Data in this exercise ::
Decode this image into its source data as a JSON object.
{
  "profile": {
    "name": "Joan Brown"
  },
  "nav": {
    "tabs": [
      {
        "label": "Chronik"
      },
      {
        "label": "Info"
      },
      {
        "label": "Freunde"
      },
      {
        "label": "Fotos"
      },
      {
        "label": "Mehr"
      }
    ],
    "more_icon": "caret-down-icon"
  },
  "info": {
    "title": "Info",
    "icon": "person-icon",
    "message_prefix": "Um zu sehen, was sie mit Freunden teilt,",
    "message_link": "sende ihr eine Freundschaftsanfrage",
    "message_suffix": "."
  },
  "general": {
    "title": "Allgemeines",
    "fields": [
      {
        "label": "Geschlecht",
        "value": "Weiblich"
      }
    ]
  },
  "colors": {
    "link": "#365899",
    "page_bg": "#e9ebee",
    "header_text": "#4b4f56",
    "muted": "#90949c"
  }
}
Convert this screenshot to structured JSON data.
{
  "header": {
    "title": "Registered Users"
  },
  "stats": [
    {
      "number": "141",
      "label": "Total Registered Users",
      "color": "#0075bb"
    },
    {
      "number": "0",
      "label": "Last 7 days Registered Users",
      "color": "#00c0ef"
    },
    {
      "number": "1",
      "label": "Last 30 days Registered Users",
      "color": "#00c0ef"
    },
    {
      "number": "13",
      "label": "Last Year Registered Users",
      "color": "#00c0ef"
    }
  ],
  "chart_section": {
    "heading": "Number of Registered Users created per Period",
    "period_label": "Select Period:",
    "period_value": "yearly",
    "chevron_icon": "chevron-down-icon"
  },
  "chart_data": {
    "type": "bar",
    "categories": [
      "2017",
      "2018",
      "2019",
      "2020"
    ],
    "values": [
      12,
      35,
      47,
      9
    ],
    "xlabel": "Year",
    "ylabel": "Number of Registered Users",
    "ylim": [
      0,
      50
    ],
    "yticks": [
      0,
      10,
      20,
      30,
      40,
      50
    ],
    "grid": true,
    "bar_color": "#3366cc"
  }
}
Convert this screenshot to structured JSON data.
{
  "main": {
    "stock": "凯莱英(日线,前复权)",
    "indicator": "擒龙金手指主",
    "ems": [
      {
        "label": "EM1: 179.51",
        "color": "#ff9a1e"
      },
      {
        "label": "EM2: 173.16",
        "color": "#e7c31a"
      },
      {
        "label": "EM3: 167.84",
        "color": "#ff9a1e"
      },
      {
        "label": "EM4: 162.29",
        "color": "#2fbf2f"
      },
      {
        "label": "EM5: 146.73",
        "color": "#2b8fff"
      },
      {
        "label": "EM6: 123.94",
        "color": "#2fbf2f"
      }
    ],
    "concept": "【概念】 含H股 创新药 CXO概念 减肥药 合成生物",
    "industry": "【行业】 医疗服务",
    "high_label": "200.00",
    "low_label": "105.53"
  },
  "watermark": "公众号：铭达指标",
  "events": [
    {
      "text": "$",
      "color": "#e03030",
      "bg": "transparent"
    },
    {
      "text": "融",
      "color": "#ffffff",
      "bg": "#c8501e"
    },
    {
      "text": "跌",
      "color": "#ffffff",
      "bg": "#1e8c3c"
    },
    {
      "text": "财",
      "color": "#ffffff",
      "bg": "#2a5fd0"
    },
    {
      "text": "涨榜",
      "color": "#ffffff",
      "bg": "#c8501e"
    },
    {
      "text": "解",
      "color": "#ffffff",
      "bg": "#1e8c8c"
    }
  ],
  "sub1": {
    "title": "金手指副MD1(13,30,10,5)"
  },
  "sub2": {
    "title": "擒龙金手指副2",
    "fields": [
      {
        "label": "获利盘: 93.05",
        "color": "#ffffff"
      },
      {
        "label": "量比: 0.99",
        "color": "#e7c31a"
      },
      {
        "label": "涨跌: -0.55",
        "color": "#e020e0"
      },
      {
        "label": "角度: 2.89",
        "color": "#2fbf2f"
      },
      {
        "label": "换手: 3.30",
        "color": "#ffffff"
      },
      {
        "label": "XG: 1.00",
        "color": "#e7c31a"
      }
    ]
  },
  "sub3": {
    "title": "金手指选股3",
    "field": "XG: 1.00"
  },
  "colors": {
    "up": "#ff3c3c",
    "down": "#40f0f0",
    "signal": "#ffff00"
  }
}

Your objective :: Transcribe every entry exactly.

Written response ::
Decode this image into its source data as a JSON object.
{
  "profile": {
    "name": "Joan Brown"
  },
  "nav": {
    "tabs": [
      {
        "label": "Chronik"
      },
      {
        "label": "Info"
      },
      {
        "label": "Freunde"
      },
      {
        "label": "Fotos"
      },
      {
        "label": "Mehr"
      }
    ],
    "more_icon": "caret-down-icon"
  },
  "info": {
    "title": "Info",
    "icon": "person-icon",
    "message_prefix": "Um zu sehen, was sie mit Freunden teilt,",
    "message_link": "sende ihr eine Freundschaftsanfrage",
    "message_suffix": "."
  },
  "general": {
    "title": "Allgemeines",
    "fields": [
      {
        "label": "Geschlecht",
        "value": "Weiblich"
      }
    ]
  },
  "colors": {
    "link": "#365899",
    "page_bg": "#e9ebee",
    "header_text": "#4b4f56",
    "muted": "#90949c"
  }
}
Convert this screenshot to structured JSON data.
{
  "header": {
    "title": "Registered Users"
  },
  "stats": [
    {
      "number": "141",
      "label": "Total Registered Users",
      "color": "#0075bb"
    },
    {
      "number": "0",
      "label": "Last 7 days Registered Users",
      "color": "#00c0ef"
    },
    {
      "number": "1",
      "label": "Last 30 days Registered Users",
      "color": "#00c0ef"
    },
    {
      "number": "13",
      "label": "Last Year Registered Users",
      "color": "#00c0ef"
    }
  ],
  "chart_section": {
    "heading": "Number of Registered Users created per Period",
    "period_label": "Select Period:",
    "period_value": "yearly",
    "chevron_icon": "chevron-down-icon"
  },
  "chart_data": {
    "type": "bar",
    "categories": [
      "2017",
      "2018",
      "2019",
      "2020"
    ],
    "values": [
      12,
      35,
      47,
      9
    ],
    "xlabel": "Year",
    "ylabel": "Number of Registered Users",
    "ylim": [
      0,
      50
    ],
    "yticks": [
      0,
      10,
      20,
      30,
      40,
      50
    ],
    "grid": true,
    "bar_color": "#3366cc"
  }
}
Convert this screenshot to structured JSON data.
{
  "main": {
    "stock": "凯莱英(日线,前复权)",
    "indicator": "擒龙金手指主",
    "ems": [
      {
        "label": "EM1: 179.51",
        "color": "#ff9a1e"
      },
      {
        "label": "EM2: 173.16",
        "color": "#e7c31a"
      },
      {
        "label": "EM3: 167.84",
        "color": "#ff9a1e"
      },
      {
        "label": "EM4: 162.29",
        "color": "#2fbf2f"
      },
      {
        "label": "EM5: 146.73",
        "color": "#2b8fff"
      },
      {
        "label": "EM6: 123.94",
        "color": "#2fbf2f"
      }
    ],
    "concept": "【概念】 含H股 创新药 CXO概念 减肥药 合成生物",
    "industry": "【行业】 医疗服务",
    "high_label": "200.00",
    "low_label": "105.53"
  },
  "watermark": "公众号：铭达指标",
  "events": [
    {
      "text": "$",
      "color": "#e03030",
      "bg": "transparent"
    },
    {
      "text": "融",
      "color": "#ffffff",
      "bg": "#c8501e"
    },
    {
      "text": "跌",
      "color": "#ffffff",
      "bg": "#1e8c3c"
    },
    {
      "text": "财",
      "color": "#ffffff",
      "bg": "#2a5fd0"
    },
    {
      "text": "涨榜",
      "color": "#ffffff",
      "bg": "#c8501e"
    },
    {
      "text": "解",
      "color": "#ffffff",
      "bg": "#1e8c8c"
    }
  ],
  "sub1": {
    "title": "金手指副MD1(13,30,10,5)"
  },
  "sub2": {
    "title": "擒龙金手指副2",
    "fields": [
      {
        "label": "获利盘: 93.05",
        "color": "#ffffff"
      },
      {
        "label": "量比: 0.99",
        "color": "#e7c31a"
      },
      {
        "label": "涨跌: -0.55",
        "color": "#e020e0"
      },
      {
        "label": "角度: 2.89",
        "color": "#2fbf2f"
      },
      {
        "label": "换手: 3.30",
        "color": "#ffffff"
      },
      {
        "label": "XG: 1.00",
        "color": "#e7c31a"
      }
    ]
  },
  "sub3": {
    "title": "金手指选股3",
    "field": "XG: 1.00"
  },
  "colors": {
    "up": "#ff3c3c",
    "down": "#40f0f0",
    "signal": "#ffff00"
  }
}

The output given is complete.